YOUR GOAL — Look through the records below and collect all lines that hold the string "text".

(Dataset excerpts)
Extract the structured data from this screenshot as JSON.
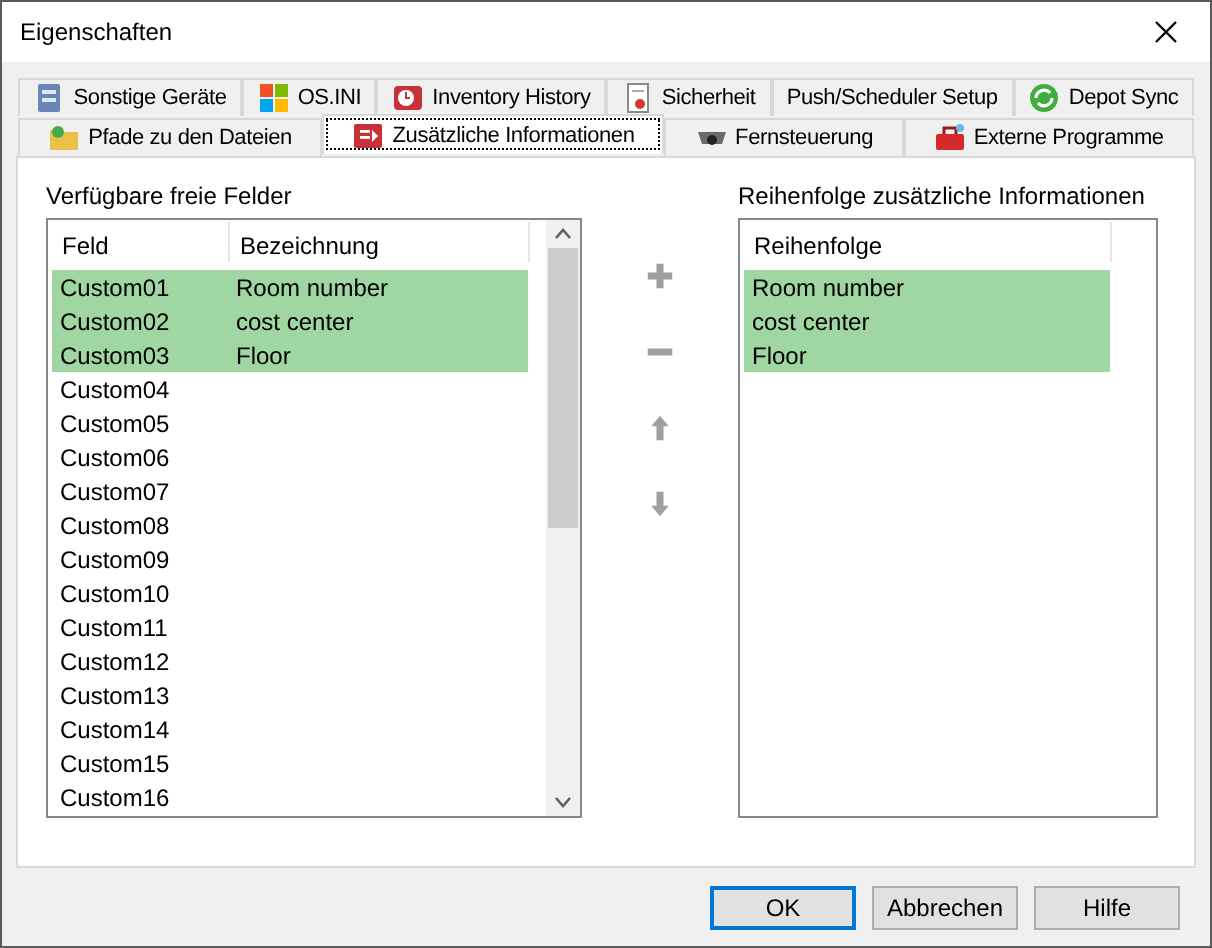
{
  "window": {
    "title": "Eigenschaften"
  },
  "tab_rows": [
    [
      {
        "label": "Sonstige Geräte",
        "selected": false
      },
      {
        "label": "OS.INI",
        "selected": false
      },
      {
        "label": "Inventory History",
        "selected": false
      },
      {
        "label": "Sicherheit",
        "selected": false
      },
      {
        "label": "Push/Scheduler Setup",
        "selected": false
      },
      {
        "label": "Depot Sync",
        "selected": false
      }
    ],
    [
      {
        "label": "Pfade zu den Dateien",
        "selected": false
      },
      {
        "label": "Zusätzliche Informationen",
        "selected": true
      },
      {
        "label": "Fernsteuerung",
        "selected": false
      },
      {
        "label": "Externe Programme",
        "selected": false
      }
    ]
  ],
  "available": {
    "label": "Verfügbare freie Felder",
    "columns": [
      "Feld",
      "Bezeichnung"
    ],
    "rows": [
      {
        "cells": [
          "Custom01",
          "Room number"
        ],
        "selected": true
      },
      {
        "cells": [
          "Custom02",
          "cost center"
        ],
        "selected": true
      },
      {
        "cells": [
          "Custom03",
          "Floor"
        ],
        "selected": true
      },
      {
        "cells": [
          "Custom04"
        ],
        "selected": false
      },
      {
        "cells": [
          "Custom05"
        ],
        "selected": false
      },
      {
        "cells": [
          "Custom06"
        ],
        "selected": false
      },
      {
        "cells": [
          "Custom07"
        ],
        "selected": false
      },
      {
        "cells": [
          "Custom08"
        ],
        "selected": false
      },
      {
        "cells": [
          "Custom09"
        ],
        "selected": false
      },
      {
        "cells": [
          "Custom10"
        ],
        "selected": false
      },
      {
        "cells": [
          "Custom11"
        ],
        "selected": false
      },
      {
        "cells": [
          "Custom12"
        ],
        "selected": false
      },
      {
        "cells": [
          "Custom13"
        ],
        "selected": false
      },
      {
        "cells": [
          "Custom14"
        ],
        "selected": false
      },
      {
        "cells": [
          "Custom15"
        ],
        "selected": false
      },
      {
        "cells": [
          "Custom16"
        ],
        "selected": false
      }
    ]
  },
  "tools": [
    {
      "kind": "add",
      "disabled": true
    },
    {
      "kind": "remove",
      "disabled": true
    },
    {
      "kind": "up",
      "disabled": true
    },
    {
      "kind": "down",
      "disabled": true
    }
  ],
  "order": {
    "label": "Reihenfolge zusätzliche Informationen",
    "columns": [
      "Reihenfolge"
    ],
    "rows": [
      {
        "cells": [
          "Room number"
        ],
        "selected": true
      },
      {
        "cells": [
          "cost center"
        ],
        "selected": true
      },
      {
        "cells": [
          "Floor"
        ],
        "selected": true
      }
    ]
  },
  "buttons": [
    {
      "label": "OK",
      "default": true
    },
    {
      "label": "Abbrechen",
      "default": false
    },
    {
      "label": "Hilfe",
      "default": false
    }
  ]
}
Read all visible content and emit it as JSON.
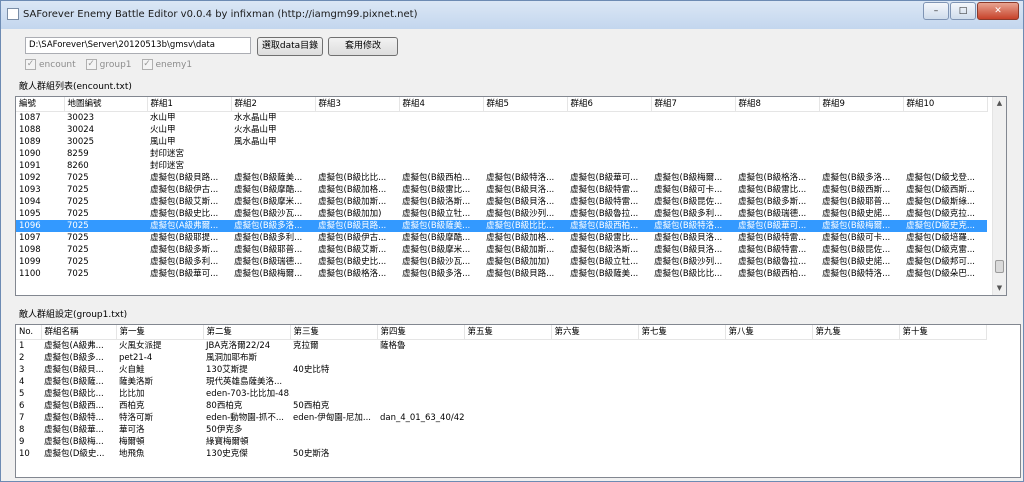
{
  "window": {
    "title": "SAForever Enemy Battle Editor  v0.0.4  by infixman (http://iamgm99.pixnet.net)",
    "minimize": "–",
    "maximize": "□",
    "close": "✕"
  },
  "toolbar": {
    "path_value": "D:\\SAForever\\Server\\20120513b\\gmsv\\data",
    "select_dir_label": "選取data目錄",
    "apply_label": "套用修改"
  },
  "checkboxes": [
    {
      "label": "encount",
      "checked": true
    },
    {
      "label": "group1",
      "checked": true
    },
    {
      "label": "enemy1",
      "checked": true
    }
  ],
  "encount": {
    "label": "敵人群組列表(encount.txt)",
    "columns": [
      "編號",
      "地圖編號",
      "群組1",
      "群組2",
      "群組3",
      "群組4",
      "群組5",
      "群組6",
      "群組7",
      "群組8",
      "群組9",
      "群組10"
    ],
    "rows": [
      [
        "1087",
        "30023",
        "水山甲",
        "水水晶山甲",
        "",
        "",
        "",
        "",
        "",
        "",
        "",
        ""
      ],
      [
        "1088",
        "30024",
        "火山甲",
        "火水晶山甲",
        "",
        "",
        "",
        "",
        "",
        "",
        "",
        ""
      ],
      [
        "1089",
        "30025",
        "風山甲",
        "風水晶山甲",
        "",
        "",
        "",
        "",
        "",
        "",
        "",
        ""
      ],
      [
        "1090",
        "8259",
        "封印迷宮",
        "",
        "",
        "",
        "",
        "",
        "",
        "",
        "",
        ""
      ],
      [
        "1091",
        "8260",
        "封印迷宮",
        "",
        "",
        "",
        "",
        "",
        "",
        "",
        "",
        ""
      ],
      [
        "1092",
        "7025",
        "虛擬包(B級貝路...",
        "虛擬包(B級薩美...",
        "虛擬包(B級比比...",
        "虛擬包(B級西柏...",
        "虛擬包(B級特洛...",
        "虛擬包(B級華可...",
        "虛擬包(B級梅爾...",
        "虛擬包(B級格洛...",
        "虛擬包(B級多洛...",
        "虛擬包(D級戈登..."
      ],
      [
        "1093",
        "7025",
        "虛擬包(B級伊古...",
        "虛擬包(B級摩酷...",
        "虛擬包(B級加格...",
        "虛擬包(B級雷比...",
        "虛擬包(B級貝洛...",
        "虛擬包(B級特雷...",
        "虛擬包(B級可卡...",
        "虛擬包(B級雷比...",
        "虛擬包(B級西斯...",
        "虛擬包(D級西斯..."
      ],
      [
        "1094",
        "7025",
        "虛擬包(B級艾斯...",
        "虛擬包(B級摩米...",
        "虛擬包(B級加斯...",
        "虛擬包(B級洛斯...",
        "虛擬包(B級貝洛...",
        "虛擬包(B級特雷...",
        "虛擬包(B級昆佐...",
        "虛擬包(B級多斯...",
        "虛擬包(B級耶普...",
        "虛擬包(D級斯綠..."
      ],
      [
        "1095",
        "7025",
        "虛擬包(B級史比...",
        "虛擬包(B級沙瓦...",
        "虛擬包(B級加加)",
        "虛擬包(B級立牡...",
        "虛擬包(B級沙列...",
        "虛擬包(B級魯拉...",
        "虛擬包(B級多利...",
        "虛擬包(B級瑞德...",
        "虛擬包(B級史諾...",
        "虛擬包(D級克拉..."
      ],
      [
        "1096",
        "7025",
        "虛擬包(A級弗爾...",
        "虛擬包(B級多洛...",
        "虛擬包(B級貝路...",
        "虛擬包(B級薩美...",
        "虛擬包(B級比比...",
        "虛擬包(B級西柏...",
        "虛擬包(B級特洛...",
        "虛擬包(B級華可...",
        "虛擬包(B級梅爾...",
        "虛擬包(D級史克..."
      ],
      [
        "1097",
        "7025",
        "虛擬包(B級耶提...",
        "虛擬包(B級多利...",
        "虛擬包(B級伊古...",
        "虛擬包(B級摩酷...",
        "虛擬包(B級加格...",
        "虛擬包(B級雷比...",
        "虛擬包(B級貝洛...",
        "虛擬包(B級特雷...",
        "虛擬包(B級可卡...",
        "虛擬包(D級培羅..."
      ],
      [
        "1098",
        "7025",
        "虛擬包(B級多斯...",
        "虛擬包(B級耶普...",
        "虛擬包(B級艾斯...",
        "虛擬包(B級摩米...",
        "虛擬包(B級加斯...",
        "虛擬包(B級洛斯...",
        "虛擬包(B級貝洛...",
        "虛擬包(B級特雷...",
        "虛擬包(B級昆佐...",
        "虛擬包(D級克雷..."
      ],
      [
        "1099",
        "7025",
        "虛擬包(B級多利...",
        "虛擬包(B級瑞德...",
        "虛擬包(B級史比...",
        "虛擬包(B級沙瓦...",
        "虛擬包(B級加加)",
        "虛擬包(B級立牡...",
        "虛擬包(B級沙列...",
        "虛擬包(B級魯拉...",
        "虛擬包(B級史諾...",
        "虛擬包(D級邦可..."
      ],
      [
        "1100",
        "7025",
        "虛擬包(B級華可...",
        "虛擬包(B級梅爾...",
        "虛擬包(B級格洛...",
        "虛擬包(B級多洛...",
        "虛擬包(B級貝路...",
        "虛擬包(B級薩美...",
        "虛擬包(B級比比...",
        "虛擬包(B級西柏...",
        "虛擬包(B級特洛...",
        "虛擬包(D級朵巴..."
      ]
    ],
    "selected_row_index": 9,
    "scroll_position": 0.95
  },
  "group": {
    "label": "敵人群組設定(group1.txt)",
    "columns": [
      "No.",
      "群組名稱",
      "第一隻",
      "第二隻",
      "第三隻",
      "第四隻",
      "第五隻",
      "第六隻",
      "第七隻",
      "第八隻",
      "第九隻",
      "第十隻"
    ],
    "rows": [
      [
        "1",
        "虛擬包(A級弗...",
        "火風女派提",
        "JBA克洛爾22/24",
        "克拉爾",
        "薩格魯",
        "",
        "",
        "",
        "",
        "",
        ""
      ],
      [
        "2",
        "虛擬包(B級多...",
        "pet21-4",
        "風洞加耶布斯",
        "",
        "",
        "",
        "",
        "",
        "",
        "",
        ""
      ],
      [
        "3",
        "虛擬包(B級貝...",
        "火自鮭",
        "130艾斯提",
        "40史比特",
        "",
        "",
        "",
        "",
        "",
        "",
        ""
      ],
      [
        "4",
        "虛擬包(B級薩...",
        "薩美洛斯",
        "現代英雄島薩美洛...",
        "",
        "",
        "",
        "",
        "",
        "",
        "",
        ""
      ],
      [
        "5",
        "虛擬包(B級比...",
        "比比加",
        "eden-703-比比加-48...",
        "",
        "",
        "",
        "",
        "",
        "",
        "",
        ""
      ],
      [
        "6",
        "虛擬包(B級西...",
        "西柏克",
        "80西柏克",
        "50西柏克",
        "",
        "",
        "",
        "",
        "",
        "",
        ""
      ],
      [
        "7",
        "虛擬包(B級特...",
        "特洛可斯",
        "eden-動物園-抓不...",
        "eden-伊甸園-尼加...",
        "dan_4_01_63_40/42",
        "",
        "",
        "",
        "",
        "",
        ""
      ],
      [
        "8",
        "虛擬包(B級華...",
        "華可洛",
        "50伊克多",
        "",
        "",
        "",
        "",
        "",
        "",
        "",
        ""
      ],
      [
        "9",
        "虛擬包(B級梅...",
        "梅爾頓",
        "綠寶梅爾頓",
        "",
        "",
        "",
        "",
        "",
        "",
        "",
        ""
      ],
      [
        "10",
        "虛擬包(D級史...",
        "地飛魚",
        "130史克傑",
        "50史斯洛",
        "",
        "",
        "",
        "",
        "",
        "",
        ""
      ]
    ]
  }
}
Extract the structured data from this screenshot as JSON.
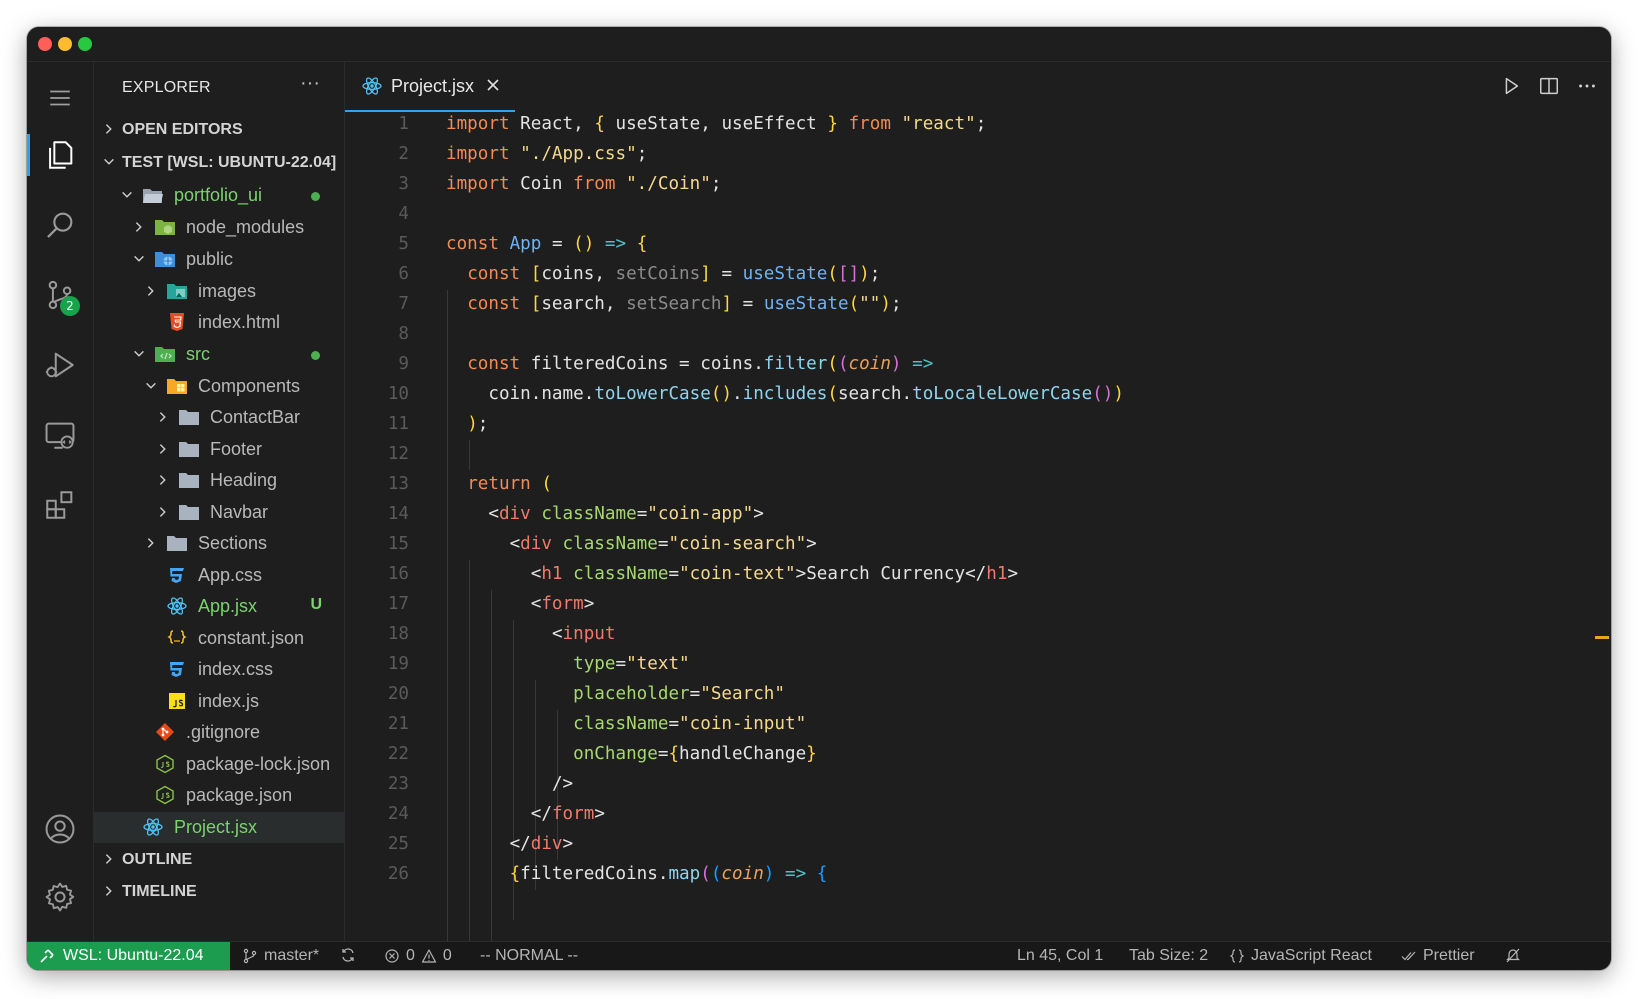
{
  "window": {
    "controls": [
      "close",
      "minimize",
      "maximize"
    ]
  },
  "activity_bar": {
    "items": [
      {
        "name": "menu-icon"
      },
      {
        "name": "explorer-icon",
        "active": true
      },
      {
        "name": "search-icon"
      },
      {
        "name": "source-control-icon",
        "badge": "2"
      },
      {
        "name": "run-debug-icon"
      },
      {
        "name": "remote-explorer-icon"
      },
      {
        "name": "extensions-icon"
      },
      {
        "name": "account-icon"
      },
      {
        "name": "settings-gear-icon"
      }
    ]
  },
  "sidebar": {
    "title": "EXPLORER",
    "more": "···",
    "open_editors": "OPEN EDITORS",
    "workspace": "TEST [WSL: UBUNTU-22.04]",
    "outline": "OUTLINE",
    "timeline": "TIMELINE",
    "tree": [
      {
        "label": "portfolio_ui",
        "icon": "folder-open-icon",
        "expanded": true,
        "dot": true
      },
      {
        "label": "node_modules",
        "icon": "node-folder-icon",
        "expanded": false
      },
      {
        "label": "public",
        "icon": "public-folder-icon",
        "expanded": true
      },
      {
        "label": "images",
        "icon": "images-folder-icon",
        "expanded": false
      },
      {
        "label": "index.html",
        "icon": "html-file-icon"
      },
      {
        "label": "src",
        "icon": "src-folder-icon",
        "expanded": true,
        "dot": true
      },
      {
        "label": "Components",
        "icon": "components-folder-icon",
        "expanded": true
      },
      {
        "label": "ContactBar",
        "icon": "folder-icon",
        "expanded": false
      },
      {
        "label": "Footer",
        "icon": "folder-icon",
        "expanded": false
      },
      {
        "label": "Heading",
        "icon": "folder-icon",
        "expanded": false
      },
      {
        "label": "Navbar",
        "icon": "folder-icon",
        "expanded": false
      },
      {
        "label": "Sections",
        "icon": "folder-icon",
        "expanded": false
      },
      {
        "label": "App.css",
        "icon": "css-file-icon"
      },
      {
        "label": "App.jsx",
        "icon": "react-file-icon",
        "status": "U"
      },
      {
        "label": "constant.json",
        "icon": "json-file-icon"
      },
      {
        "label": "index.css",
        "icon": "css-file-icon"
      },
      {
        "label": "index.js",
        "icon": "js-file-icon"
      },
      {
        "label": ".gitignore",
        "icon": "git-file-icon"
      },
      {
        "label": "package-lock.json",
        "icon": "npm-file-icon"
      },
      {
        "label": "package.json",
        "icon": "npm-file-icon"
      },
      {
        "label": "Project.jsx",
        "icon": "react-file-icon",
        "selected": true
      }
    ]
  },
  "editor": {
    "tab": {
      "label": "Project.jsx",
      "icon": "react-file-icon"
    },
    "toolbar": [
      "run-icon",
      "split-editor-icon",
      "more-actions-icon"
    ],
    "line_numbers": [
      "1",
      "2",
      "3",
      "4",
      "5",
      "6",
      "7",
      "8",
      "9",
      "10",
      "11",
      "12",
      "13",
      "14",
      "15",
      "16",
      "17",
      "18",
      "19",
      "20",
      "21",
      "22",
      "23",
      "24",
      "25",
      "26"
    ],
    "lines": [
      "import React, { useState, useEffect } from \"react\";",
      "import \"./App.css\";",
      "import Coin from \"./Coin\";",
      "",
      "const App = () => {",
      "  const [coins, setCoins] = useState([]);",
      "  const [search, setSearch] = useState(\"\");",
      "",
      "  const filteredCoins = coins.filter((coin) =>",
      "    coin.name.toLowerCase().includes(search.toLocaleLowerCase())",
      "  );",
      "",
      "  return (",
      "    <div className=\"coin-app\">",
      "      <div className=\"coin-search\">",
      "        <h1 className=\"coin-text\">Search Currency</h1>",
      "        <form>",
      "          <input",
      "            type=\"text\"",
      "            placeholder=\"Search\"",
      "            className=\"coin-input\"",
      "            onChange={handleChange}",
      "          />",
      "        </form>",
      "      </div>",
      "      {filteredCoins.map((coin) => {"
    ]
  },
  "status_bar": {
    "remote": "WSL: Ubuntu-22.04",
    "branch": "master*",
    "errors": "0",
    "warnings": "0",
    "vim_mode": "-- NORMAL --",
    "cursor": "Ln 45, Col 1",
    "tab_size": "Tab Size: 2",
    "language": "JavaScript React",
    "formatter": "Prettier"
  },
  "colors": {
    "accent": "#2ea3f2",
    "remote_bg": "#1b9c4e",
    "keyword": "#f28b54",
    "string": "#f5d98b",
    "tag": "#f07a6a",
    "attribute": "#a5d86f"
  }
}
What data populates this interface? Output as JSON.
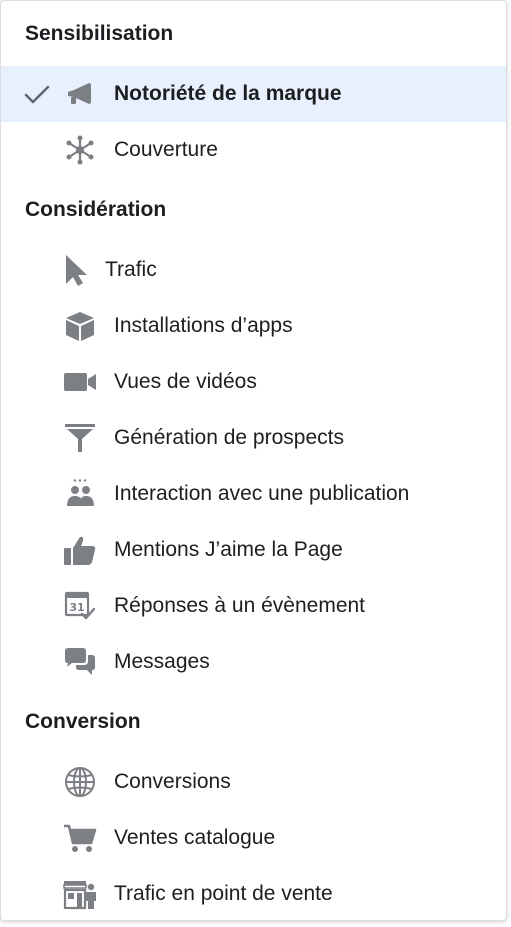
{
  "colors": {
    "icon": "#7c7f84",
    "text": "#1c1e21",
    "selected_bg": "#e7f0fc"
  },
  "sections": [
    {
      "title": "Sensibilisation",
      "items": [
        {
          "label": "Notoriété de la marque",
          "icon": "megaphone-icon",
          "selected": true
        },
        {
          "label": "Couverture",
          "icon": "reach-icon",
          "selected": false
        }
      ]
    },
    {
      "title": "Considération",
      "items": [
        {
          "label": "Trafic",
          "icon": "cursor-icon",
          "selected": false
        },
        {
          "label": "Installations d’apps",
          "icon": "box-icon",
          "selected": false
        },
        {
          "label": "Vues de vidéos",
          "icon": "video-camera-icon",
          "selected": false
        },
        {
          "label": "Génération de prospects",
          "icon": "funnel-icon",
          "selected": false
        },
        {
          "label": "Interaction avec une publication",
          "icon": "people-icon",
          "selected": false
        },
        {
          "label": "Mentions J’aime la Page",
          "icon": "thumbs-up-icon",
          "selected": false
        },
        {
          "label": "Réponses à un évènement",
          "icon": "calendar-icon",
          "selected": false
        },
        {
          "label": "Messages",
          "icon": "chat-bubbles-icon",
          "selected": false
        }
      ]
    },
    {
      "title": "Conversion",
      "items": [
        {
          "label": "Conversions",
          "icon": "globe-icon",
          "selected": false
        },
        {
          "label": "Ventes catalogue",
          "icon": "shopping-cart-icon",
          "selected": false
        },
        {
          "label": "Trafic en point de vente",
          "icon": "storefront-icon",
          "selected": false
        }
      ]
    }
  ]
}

REPLY —
      "        <h1 className=\"coin-text\">Search Currency</h1>",
      "            type=\"text\"",
    "text": "#1c1e21",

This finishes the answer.